Excerpts from a layout annotation set:

***

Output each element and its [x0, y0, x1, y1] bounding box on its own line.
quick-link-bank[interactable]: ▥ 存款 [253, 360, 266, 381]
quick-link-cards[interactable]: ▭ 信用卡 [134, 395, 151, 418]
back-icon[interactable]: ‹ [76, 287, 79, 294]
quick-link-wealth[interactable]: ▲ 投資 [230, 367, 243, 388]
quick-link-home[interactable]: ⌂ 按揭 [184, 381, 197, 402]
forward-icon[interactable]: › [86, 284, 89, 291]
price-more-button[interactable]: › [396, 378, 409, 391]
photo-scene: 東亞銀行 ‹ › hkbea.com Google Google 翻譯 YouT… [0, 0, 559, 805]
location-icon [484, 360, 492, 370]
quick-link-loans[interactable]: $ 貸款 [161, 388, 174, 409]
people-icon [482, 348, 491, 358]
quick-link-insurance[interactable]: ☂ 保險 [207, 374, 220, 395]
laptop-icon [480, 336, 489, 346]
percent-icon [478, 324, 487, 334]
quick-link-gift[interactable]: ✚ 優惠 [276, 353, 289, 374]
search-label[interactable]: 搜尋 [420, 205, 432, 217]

***

**THE EXERCISE:** Counting the lines above, how many contain the string "icon"? Reply with the number alone.

**OUTPUT OF THE EXERCISE:** 6